Task instructions: Copy each line below exactly and leave the pictures out.
++++ Supplied material ++++
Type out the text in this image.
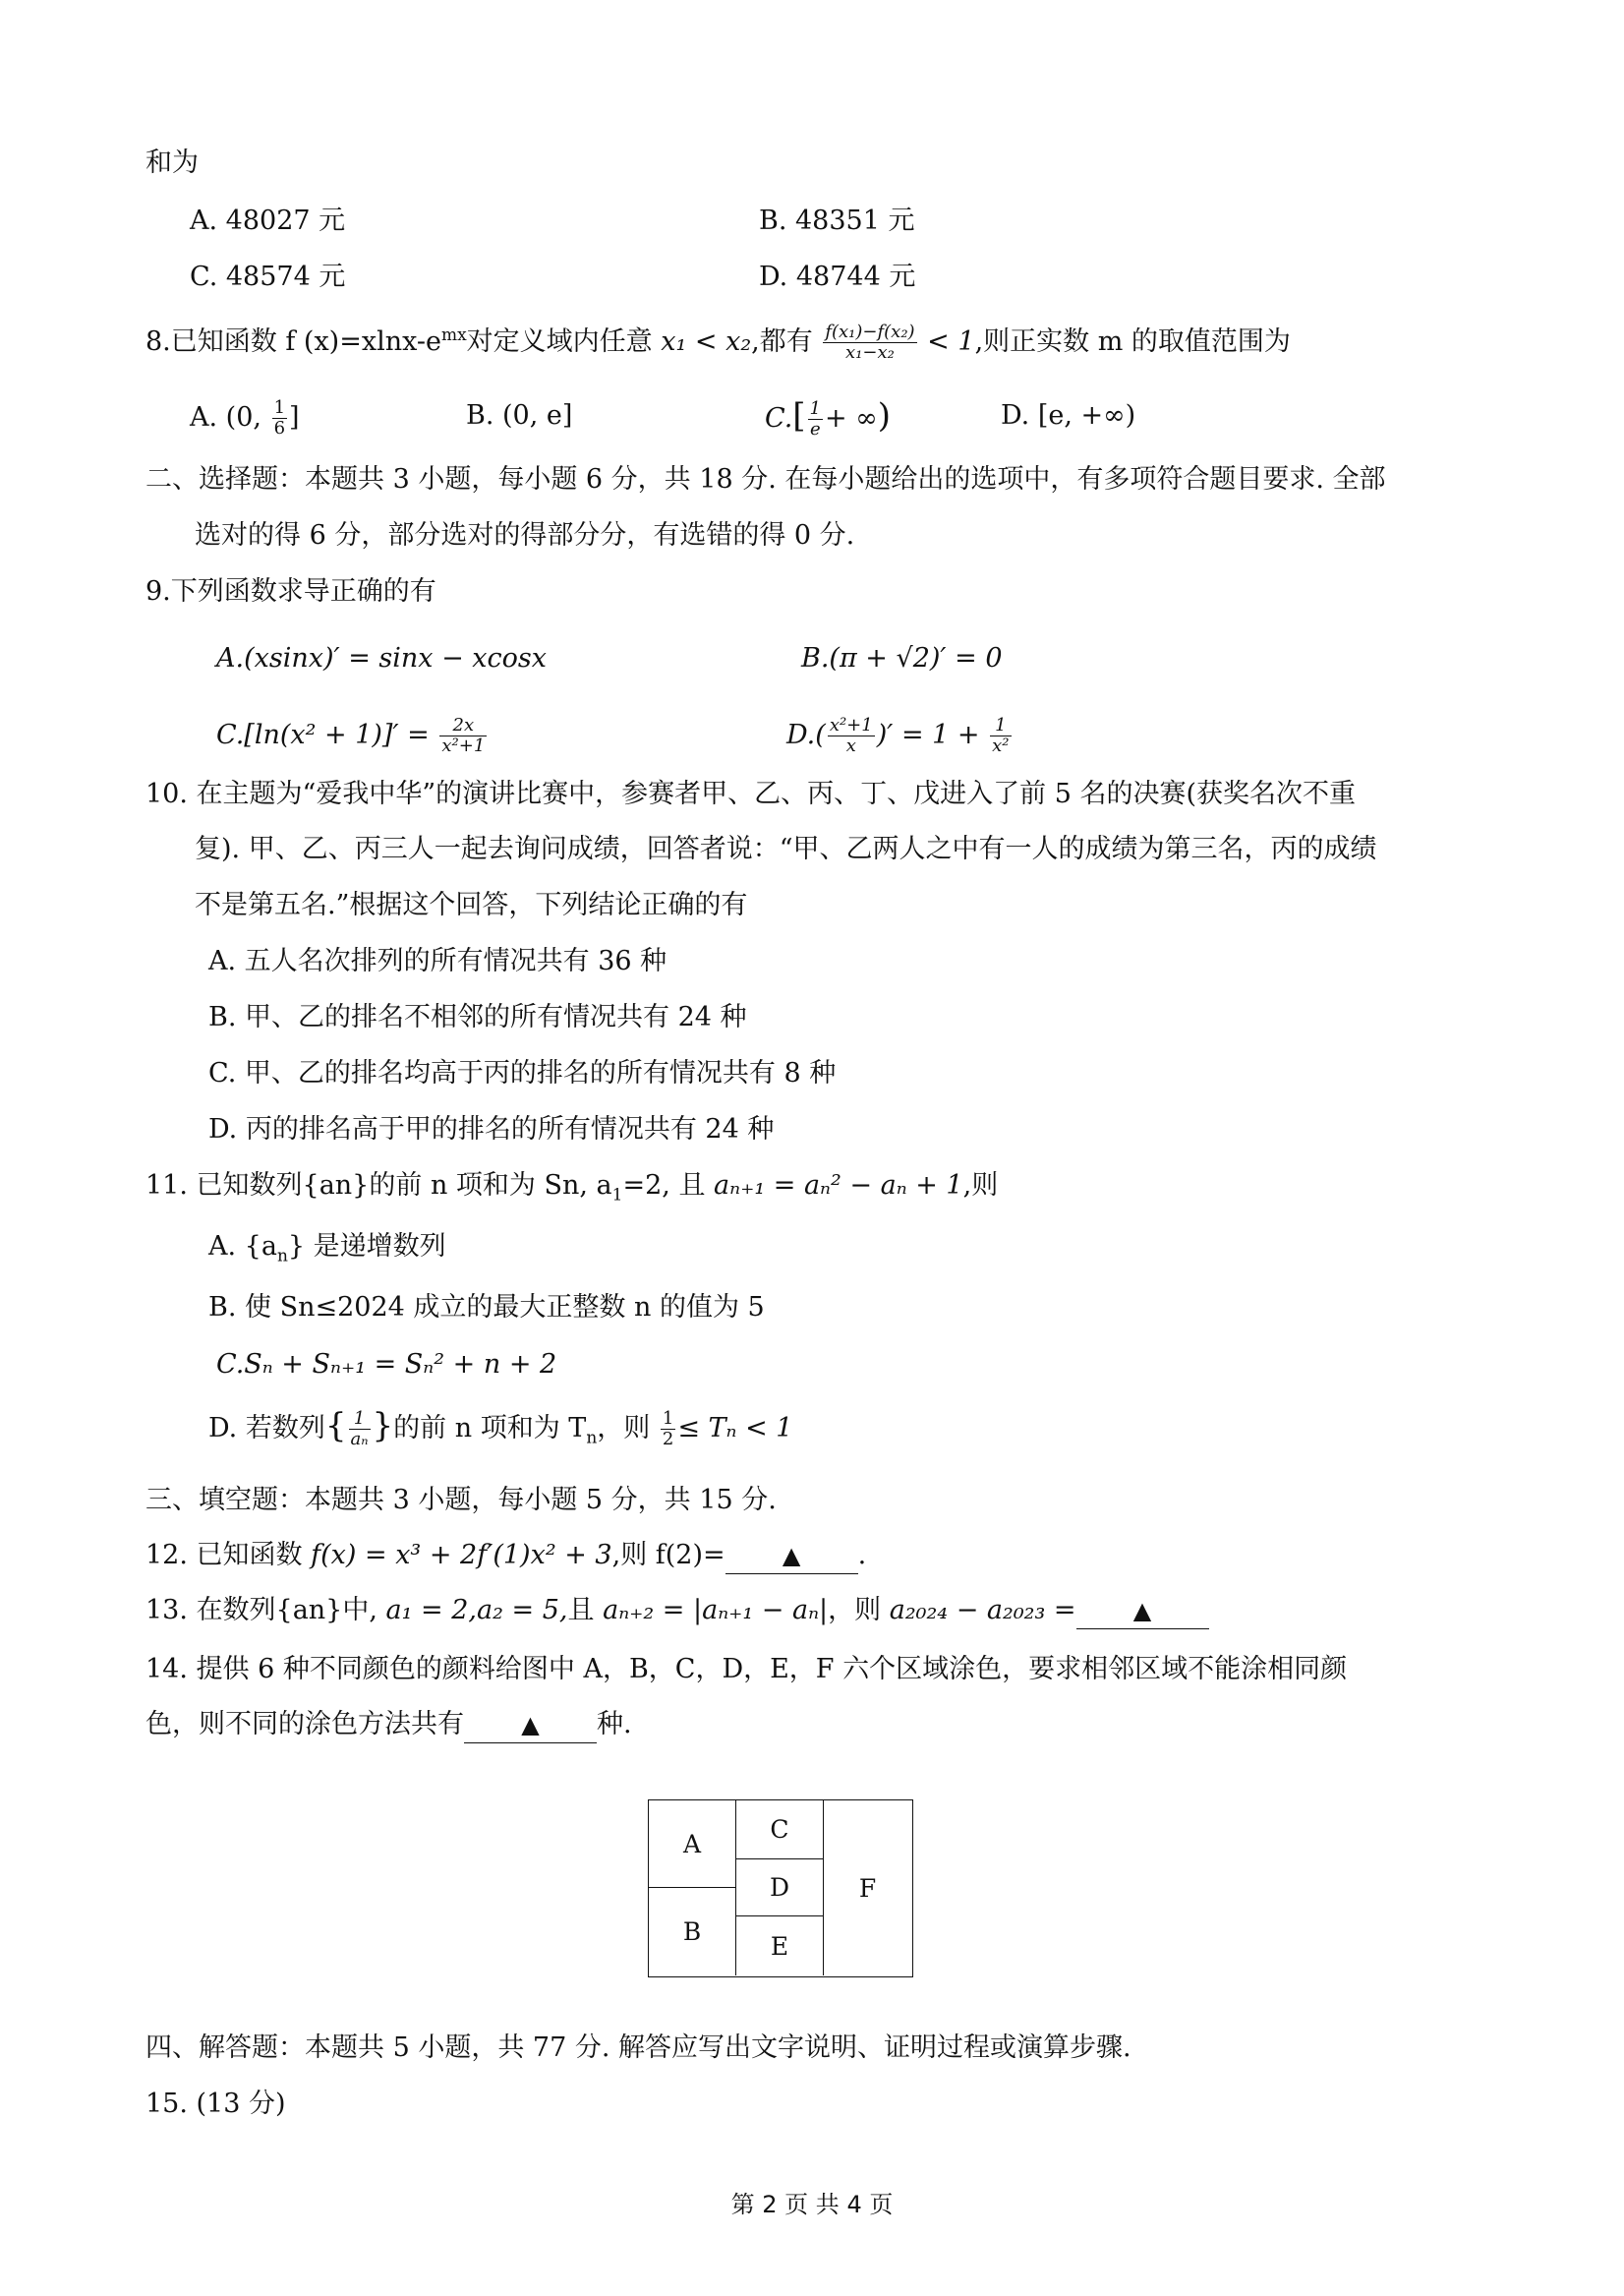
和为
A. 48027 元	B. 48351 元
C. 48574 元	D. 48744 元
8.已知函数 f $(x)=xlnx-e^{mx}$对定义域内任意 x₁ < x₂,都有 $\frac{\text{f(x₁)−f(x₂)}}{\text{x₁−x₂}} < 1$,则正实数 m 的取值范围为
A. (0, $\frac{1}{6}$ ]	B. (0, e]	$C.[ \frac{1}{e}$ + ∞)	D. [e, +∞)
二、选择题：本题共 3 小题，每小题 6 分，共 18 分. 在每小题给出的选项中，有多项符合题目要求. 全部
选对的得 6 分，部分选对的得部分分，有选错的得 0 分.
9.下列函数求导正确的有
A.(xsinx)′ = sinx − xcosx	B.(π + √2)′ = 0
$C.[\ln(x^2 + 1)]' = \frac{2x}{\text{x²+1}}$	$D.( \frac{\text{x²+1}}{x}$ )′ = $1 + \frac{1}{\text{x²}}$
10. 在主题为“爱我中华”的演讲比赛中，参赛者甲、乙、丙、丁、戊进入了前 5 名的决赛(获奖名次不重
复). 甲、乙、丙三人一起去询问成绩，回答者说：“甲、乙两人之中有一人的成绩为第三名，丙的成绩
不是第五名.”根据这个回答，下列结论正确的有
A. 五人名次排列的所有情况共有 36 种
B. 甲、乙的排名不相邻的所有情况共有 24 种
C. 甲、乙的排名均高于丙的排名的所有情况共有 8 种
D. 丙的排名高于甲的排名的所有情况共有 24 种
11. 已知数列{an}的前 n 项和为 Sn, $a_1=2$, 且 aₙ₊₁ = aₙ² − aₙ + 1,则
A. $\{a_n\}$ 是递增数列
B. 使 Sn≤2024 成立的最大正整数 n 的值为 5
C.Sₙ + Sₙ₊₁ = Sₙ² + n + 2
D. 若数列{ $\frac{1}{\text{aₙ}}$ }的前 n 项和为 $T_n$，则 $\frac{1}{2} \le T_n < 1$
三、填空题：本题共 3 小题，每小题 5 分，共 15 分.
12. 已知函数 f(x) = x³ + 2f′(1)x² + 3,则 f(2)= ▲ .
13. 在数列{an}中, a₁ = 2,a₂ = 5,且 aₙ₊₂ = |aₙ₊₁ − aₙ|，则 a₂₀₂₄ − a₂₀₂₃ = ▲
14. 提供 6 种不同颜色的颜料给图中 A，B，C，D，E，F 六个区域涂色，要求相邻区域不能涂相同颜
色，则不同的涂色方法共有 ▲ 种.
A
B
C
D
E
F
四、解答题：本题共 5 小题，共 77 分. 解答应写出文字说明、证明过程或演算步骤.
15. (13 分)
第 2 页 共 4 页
++++
Answer to this task:
Type out the text in this image.
和为
A. 48027 元	B. 48351 元
C. 48574 元	D. 48744 元
8.已知函数 f $(x)=xlnx-e^{mx}$对定义域内任意 x₁ < x₂,都有 $\frac{\text{f(x₁)−f(x₂)}}{\text{x₁−x₂}} < 1$,则正实数 m 的取值范围为
A. (0, $\frac{1}{6}$ ]	B. (0, e]	$C.[ \frac{1}{e}$ + ∞)	D. [e, +∞)
二、选择题：本题共 3 小题，每小题 6 分，共 18 分. 在每小题给出的选项中，有多项符合题目要求. 全部
选对的得 6 分，部分选对的得部分分，有选错的得 0 分.
9.下列函数求导正确的有
A.(xsinx)′ = sinx − xcosx	B.(π + √2)′ = 0
$C.[\ln(x^2 + 1)]' = \frac{2x}{\text{x²+1}}$	$D.( \frac{\text{x²+1}}{x}$ )′ = $1 + \frac{1}{\text{x²}}$
10. 在主题为“爱我中华”的演讲比赛中，参赛者甲、乙、丙、丁、戊进入了前 5 名的决赛(获奖名次不重
复). 甲、乙、丙三人一起去询问成绩，回答者说：“甲、乙两人之中有一人的成绩为第三名，丙的成绩
不是第五名.”根据这个回答，下列结论正确的有
A. 五人名次排列的所有情况共有 36 种
B. 甲、乙的排名不相邻的所有情况共有 24 种
C. 甲、乙的排名均高于丙的排名的所有情况共有 8 种
D. 丙的排名高于甲的排名的所有情况共有 24 种
11. 已知数列{an}的前 n 项和为 Sn, $a_1=2$, 且 aₙ₊₁ = aₙ² − aₙ + 1,则
A. $\{a_n\}$ 是递增数列
B. 使 Sn≤2024 成立的最大正整数 n 的值为 5
C.Sₙ + Sₙ₊₁ = Sₙ² + n + 2
D. 若数列{ $\frac{1}{\text{aₙ}}$ }的前 n 项和为 $T_n$，则 $\frac{1}{2} \le T_n < 1$
三、填空题：本题共 3 小题，每小题 5 分，共 15 分.
12. 已知函数 f(x) = x³ + 2f′(1)x² + 3,则 f(2)= ▲ .
13. 在数列{an}中, a₁ = 2,a₂ = 5,且 aₙ₊₂ = |aₙ₊₁ − aₙ|，则 a₂₀₂₄ − a₂₀₂₃ = ▲
14. 提供 6 种不同颜色的颜料给图中 A，B，C，D，E，F 六个区域涂色，要求相邻区域不能涂相同颜
色，则不同的涂色方法共有 ▲ 种.
A
B
C
D
E
F
四、解答题：本题共 5 小题，共 77 分. 解答应写出文字说明、证明过程或演算步骤.
15. (13 分)
第 2 页 共 4 页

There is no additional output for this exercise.